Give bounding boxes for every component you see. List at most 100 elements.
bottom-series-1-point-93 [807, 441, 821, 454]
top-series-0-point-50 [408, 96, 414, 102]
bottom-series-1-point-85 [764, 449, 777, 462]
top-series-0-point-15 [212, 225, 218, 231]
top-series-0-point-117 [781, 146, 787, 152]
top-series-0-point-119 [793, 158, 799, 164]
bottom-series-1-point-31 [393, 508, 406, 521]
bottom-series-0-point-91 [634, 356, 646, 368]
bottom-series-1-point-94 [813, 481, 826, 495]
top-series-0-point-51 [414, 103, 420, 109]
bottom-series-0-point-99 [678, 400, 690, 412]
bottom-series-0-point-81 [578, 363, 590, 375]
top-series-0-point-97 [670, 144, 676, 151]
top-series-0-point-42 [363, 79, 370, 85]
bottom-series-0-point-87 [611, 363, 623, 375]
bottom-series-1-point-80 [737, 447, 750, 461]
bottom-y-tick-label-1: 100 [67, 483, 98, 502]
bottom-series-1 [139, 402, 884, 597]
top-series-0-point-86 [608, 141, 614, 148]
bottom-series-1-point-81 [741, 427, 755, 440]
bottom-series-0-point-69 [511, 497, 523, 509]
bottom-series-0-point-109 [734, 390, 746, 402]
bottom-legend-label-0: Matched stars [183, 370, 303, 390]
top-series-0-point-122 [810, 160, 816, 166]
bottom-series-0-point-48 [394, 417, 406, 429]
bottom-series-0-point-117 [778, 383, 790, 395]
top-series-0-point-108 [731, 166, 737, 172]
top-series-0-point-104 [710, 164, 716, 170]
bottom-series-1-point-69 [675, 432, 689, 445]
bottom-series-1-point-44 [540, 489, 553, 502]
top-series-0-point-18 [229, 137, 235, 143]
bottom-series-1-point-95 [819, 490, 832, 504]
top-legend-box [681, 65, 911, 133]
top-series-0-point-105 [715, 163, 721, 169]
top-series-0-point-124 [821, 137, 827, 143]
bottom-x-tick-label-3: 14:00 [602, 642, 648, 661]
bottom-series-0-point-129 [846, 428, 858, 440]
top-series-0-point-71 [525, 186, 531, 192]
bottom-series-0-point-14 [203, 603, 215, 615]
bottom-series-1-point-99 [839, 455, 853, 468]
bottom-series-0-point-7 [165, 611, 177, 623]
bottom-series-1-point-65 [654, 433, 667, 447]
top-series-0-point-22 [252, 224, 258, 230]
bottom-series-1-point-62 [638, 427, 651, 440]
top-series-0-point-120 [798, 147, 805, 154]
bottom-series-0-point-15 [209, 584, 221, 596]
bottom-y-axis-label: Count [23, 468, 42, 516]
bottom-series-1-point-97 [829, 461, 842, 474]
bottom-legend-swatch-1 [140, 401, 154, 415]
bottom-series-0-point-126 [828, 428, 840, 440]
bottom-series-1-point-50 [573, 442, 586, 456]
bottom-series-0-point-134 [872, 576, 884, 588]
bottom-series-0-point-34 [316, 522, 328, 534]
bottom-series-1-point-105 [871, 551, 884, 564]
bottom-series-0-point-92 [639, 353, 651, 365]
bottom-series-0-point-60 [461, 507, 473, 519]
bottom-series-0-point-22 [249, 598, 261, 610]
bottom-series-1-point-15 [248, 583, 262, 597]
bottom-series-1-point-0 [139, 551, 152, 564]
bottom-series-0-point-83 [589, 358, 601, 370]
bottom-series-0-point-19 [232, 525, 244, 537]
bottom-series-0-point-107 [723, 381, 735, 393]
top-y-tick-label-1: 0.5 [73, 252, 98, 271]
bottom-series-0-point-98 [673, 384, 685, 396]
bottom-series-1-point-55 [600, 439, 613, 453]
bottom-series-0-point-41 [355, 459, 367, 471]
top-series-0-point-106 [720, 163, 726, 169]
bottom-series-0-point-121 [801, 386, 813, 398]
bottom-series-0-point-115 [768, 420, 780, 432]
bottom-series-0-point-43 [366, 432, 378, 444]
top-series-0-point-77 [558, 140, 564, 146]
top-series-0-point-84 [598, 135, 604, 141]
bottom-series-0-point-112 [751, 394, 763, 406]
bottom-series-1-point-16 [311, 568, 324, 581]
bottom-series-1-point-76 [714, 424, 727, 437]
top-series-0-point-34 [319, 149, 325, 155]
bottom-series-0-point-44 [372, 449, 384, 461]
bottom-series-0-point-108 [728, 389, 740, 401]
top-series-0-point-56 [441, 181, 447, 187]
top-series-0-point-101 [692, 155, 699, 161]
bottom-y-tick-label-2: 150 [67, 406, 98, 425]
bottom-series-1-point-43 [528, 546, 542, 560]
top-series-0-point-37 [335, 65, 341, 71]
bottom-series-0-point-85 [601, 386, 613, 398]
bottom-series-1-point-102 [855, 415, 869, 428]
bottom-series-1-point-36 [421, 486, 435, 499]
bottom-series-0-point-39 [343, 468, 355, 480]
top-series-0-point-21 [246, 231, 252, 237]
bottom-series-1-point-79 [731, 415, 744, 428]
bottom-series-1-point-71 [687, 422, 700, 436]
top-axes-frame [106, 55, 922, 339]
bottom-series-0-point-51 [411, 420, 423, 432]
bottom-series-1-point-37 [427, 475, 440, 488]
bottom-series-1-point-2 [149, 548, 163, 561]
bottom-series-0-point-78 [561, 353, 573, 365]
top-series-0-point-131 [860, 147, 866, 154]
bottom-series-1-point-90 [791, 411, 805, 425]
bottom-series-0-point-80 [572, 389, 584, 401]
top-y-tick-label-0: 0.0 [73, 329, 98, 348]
*-*-*
From the items above, keep only the lines that contain the string "legend" and copy each of them.

(Complete output):
bottom-legend-label-0: Matched stars [183, 370, 303, 390]
top-legend-box [681, 65, 911, 133]
bottom-legend-swatch-1 [140, 401, 154, 415]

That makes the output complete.